| The task |
Restate the entries word for word, omitting nothing.

| Data records |
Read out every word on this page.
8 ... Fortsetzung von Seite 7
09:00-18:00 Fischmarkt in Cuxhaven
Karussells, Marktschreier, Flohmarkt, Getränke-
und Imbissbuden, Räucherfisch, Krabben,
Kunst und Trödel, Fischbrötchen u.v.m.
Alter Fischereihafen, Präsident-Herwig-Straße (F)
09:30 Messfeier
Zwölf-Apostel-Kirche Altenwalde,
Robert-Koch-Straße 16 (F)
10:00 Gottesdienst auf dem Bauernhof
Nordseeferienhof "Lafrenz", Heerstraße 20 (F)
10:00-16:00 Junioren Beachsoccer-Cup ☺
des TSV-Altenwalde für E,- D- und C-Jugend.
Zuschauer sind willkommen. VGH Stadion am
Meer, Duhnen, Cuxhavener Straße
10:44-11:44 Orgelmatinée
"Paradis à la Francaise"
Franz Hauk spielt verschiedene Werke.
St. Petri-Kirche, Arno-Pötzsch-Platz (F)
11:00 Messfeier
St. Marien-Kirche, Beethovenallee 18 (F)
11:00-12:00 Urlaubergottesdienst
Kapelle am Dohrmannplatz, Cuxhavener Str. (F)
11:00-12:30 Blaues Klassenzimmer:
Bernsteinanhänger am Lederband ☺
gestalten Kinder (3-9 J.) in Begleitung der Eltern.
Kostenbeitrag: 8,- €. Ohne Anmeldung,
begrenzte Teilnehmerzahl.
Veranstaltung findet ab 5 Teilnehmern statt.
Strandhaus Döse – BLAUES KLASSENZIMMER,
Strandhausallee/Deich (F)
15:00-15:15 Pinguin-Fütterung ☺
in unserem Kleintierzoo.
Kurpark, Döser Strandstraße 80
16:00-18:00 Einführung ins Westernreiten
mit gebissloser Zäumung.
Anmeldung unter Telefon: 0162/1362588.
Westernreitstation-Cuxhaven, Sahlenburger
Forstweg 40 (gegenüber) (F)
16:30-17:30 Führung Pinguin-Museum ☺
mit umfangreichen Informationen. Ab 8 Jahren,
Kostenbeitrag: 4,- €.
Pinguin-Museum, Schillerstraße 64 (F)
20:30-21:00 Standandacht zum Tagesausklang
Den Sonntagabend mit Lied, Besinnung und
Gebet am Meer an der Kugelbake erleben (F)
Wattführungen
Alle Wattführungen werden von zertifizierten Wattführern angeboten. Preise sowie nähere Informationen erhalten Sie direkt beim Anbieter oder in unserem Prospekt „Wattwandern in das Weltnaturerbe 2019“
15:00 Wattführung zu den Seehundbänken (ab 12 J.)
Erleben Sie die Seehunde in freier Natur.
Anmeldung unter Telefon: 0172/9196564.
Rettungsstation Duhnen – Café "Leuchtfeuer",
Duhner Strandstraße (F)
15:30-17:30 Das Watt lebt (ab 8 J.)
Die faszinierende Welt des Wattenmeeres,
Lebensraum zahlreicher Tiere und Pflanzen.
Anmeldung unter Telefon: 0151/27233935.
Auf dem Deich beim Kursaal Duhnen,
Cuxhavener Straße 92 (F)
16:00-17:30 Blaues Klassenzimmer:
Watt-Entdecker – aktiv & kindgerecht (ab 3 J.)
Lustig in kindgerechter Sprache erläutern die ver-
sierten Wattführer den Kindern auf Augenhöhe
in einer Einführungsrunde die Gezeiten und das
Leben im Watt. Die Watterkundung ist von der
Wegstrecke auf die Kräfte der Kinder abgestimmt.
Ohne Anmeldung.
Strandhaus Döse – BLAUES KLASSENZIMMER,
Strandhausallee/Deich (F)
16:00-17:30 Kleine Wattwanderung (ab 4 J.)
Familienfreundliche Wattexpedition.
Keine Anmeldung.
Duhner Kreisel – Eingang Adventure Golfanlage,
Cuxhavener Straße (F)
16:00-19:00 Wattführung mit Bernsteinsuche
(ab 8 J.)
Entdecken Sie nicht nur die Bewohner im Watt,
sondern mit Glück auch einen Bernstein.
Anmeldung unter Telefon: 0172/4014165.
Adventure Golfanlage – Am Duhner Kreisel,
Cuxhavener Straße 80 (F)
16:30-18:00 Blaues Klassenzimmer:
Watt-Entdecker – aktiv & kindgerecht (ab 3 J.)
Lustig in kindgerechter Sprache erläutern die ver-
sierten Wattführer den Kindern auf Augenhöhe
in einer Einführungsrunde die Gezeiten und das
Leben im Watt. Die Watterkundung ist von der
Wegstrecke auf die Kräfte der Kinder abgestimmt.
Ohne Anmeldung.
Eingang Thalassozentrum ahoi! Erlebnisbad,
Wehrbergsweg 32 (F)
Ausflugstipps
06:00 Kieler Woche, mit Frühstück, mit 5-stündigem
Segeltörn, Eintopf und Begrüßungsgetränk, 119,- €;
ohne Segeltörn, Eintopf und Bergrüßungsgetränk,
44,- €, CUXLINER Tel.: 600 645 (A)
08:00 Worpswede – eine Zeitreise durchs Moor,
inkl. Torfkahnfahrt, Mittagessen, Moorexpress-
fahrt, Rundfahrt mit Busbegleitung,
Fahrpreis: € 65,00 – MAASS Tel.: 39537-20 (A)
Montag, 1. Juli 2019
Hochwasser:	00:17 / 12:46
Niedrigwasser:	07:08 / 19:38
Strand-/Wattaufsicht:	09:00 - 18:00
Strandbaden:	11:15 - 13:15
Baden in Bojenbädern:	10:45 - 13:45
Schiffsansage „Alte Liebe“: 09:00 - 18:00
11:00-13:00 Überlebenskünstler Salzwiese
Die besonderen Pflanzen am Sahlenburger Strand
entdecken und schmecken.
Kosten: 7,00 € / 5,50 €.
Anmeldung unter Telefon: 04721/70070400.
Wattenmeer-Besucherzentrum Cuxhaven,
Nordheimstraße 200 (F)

| Result |
Read out every word on this page.
8 ... Fortsetzung von Seite 7
09:00-18:00 Fischmarkt in Cuxhaven
Karussells, Marktschreier, Flohmarkt, Getränke-
und Imbissbuden, Räucherfisch, Krabben,
Kunst und Trödel, Fischbrötchen u.v.m.
Alter Fischereihafen, Präsident-Herwig-Straße (F)
09:30 Messfeier
Zwölf-Apostel-Kirche Altenwalde,
Robert-Koch-Straße 16 (F)
10:00 Gottesdienst auf dem Bauernhof
Nordseeferienhof "Lafrenz", Heerstraße 20 (F)
10:00-16:00 Junioren Beachsoccer-Cup ☺
des TSV-Altenwalde für E,- D- und C-Jugend.
Zuschauer sind willkommen. VGH Stadion am
Meer, Duhnen, Cuxhavener Straße
10:44-11:44 Orgelmatinée
"Paradis à la Francaise"
Franz Hauk spielt verschiedene Werke.
St. Petri-Kirche, Arno-Pötzsch-Platz (F)
11:00 Messfeier
St. Marien-Kirche, Beethovenallee 18 (F)
11:00-12:00 Urlaubergottesdienst
Kapelle am Dohrmannplatz, Cuxhavener Str. (F)
11:00-12:30 Blaues Klassenzimmer:
Bernsteinanhänger am Lederband ☺
gestalten Kinder (3-9 J.) in Begleitung der Eltern.
Kostenbeitrag: 8,- €. Ohne Anmeldung,
begrenzte Teilnehmerzahl.
Veranstaltung findet ab 5 Teilnehmern statt.
Strandhaus Döse – BLAUES KLASSENZIMMER,
Strandhausallee/Deich (F)
15:00-15:15 Pinguin-Fütterung ☺
in unserem Kleintierzoo.
Kurpark, Döser Strandstraße 80
16:00-18:00 Einführung ins Westernreiten
mit gebissloser Zäumung.
Anmeldung unter Telefon: 0162/1362588.
Westernreitstation-Cuxhaven, Sahlenburger
Forstweg 40 (gegenüber) (F)
16:30-17:30 Führung Pinguin-Museum ☺
mit umfangreichen Informationen. Ab 8 Jahren,
Kostenbeitrag: 4,- €.
Pinguin-Museum, Schillerstraße 64 (F)
20:30-21:00 Standandacht zum Tagesausklang
Den Sonntagabend mit Lied, Besinnung und
Gebet am Meer an der Kugelbake erleben (F)
Wattführungen
Alle Wattführungen werden von zertifizierten Wattführern angeboten. Preise sowie nähere Informationen erhalten Sie direkt beim Anbieter oder in unserem Prospekt „Wattwandern in das Weltnaturerbe 2019“
15:00 Wattführung zu den Seehundbänken (ab 12 J.)
Erleben Sie die Seehunde in freier Natur.
Anmeldung unter Telefon: 0172/9196564.
Rettungsstation Duhnen – Café "Leuchtfeuer",
Duhner Strandstraße (F)
15:30-17:30 Das Watt lebt (ab 8 J.)
Die faszinierende Welt des Wattenmeeres,
Lebensraum zahlreicher Tiere und Pflanzen.
Anmeldung unter Telefon: 0151/27233935.
Auf dem Deich beim Kursaal Duhnen,
Cuxhavener Straße 92 (F)
16:00-17:30 Blaues Klassenzimmer:
Watt-Entdecker – aktiv & kindgerecht (ab 3 J.)
Lustig in kindgerechter Sprache erläutern die ver-
sierten Wattführer den Kindern auf Augenhöhe
in einer Einführungsrunde die Gezeiten und das
Leben im Watt. Die Watterkundung ist von der
Wegstrecke auf die Kräfte der Kinder abgestimmt.
Ohne Anmeldung.
Strandhaus Döse – BLAUES KLASSENZIMMER,
Strandhausallee/Deich (F)
16:00-17:30 Kleine Wattwanderung (ab 4 J.)
Familienfreundliche Wattexpedition.
Keine Anmeldung.
Duhner Kreisel – Eingang Adventure Golfanlage,
Cuxhavener Straße (F)
16:00-19:00 Wattführung mit Bernsteinsuche
(ab 8 J.)
Entdecken Sie nicht nur die Bewohner im Watt,
sondern mit Glück auch einen Bernstein.
Anmeldung unter Telefon: 0172/4014165.
Adventure Golfanlage – Am Duhner Kreisel,
Cuxhavener Straße 80 (F)
16:30-18:00 Blaues Klassenzimmer:
Watt-Entdecker – aktiv & kindgerecht (ab 3 J.)
Lustig in kindgerechter Sprache erläutern die ver-
sierten Wattführer den Kindern auf Augenhöhe
in einer Einführungsrunde die Gezeiten und das
Leben im Watt. Die Watterkundung ist von der
Wegstrecke auf die Kräfte der Kinder abgestimmt.
Ohne Anmeldung.
Eingang Thalassozentrum ahoi! Erlebnisbad,
Wehrbergsweg 32 (F)
Ausflugstipps
06:00 Kieler Woche, mit Frühstück, mit 5-stündigem
Segeltörn, Eintopf und Begrüßungsgetränk, 119,- €;
ohne Segeltörn, Eintopf und Bergrüßungsgetränk,
44,- €, CUXLINER Tel.: 600 645 (A)
08:00 Worpswede – eine Zeitreise durchs Moor,
inkl. Torfkahnfahrt, Mittagessen, Moorexpress-
fahrt, Rundfahrt mit Busbegleitung,
Fahrpreis: € 65,00 – MAASS Tel.: 39537-20 (A)
Montag, 1. Juli 2019
Hochwasser:	00:17 / 12:46
Niedrigwasser:	07:08 / 19:38
Strand-/Wattaufsicht:	09:00 - 18:00
Strandbaden:	11:15 - 13:15
Baden in Bojenbädern:	10:45 - 13:45
Schiffsansage „Alte Liebe“: 09:00 - 18:00
11:00-13:00 Überlebenskünstler Salzwiese
Die besonderen Pflanzen am Sahlenburger Strand
entdecken und schmecken.
Kosten: 7,00 € / 5,50 €.
Anmeldung unter Telefon: 04721/70070400.
Wattenmeer-Besucherzentrum Cuxhaven,
Nordheimstraße 200 (F)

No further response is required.